----- Task material -----

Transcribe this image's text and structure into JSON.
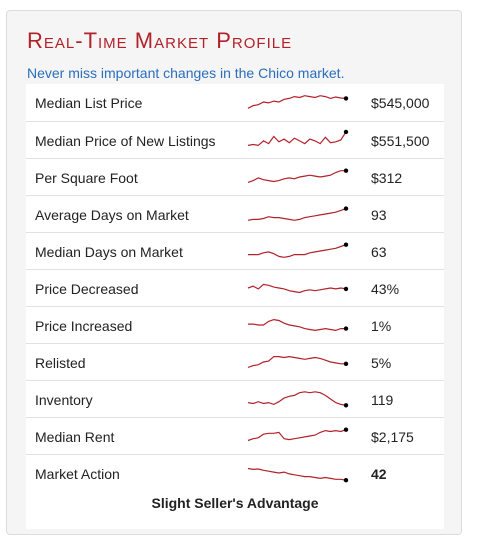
{
  "header": {
    "title": "Real-Time Market Profile",
    "subtitle": "Never miss important changes in the Chico market."
  },
  "colors": {
    "title": "#b2222a",
    "subtitle": "#2a6ebd",
    "sparkline": "#b2222a",
    "endpoint": "#000000"
  },
  "rows": [
    {
      "label": "Median List Price",
      "value": "$545,000",
      "trend": [
        0.15,
        0.3,
        0.35,
        0.5,
        0.45,
        0.55,
        0.5,
        0.65,
        0.7,
        0.8,
        0.75,
        0.85,
        0.8,
        0.75,
        0.85,
        0.8,
        0.7,
        0.78,
        0.72,
        0.7
      ]
    },
    {
      "label": "Median Price of New Listings",
      "value": "$551,500",
      "trend": [
        0.2,
        0.25,
        0.2,
        0.45,
        0.3,
        0.7,
        0.4,
        0.55,
        0.35,
        0.6,
        0.45,
        0.3,
        0.55,
        0.45,
        0.3,
        0.65,
        0.35,
        0.4,
        0.5,
        0.95
      ]
    },
    {
      "label": "Per Square Foot",
      "value": "$312",
      "trend": [
        0.2,
        0.3,
        0.45,
        0.35,
        0.3,
        0.25,
        0.3,
        0.4,
        0.45,
        0.4,
        0.5,
        0.55,
        0.6,
        0.55,
        0.5,
        0.55,
        0.6,
        0.75,
        0.85,
        0.85
      ]
    },
    {
      "label": "Average Days on Market",
      "value": "93",
      "trend": [
        0.15,
        0.2,
        0.2,
        0.25,
        0.35,
        0.3,
        0.3,
        0.25,
        0.2,
        0.15,
        0.2,
        0.3,
        0.35,
        0.4,
        0.45,
        0.5,
        0.55,
        0.6,
        0.7,
        0.8
      ]
    },
    {
      "label": "Median Days on Market",
      "value": "63",
      "trend": [
        0.3,
        0.3,
        0.3,
        0.4,
        0.45,
        0.35,
        0.2,
        0.15,
        0.2,
        0.3,
        0.3,
        0.3,
        0.4,
        0.45,
        0.5,
        0.55,
        0.6,
        0.65,
        0.75,
        0.85
      ]
    },
    {
      "label": "Price Decreased",
      "value": "43%",
      "trend": [
        0.5,
        0.6,
        0.45,
        0.7,
        0.65,
        0.55,
        0.5,
        0.45,
        0.35,
        0.3,
        0.25,
        0.35,
        0.4,
        0.35,
        0.4,
        0.45,
        0.5,
        0.45,
        0.5,
        0.45
      ]
    },
    {
      "label": "Price Increased",
      "value": "1%",
      "trend": [
        0.55,
        0.55,
        0.5,
        0.5,
        0.7,
        0.8,
        0.75,
        0.6,
        0.5,
        0.45,
        0.4,
        0.3,
        0.25,
        0.2,
        0.25,
        0.3,
        0.25,
        0.2,
        0.3,
        0.3
      ]
    },
    {
      "label": "Relisted",
      "value": "5%",
      "trend": [
        0.2,
        0.3,
        0.35,
        0.5,
        0.55,
        0.8,
        0.8,
        0.75,
        0.8,
        0.75,
        0.7,
        0.65,
        0.7,
        0.75,
        0.7,
        0.6,
        0.5,
        0.45,
        0.4,
        0.4
      ]
    },
    {
      "label": "Inventory",
      "value": "119",
      "trend": [
        0.3,
        0.25,
        0.35,
        0.25,
        0.3,
        0.2,
        0.35,
        0.55,
        0.65,
        0.7,
        0.85,
        0.9,
        0.85,
        0.9,
        0.85,
        0.7,
        0.5,
        0.3,
        0.2,
        0.15
      ]
    },
    {
      "label": "Median Rent",
      "value": "$2,175",
      "trend": [
        0.25,
        0.35,
        0.4,
        0.6,
        0.65,
        0.65,
        0.7,
        0.35,
        0.3,
        0.35,
        0.4,
        0.45,
        0.5,
        0.55,
        0.7,
        0.8,
        0.75,
        0.8,
        0.75,
        0.85
      ]
    },
    {
      "label": "Market Action",
      "value": "42",
      "bold": true,
      "trend": [
        0.75,
        0.7,
        0.72,
        0.65,
        0.6,
        0.55,
        0.5,
        0.55,
        0.45,
        0.4,
        0.35,
        0.3,
        0.3,
        0.25,
        0.2,
        0.25,
        0.2,
        0.15,
        0.15,
        0.1
      ]
    }
  ],
  "footer": "Slight Seller's Advantage"
}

-----

Exercise instructions: Write out every line from the entries where "label" appears.

Answer to the exercise:
      "label": "Median List Price",
      "label": "Median Price of New Listings",
      "label": "Per Square Foot",
      "label": "Average Days on Market",
      "label": "Median Days on Market",
      "label": "Price Decreased",
      "label": "Price Increased",
      "label": "Relisted",
      "label": "Inventory",
      "label": "Median Rent",
      "label": "Market Action",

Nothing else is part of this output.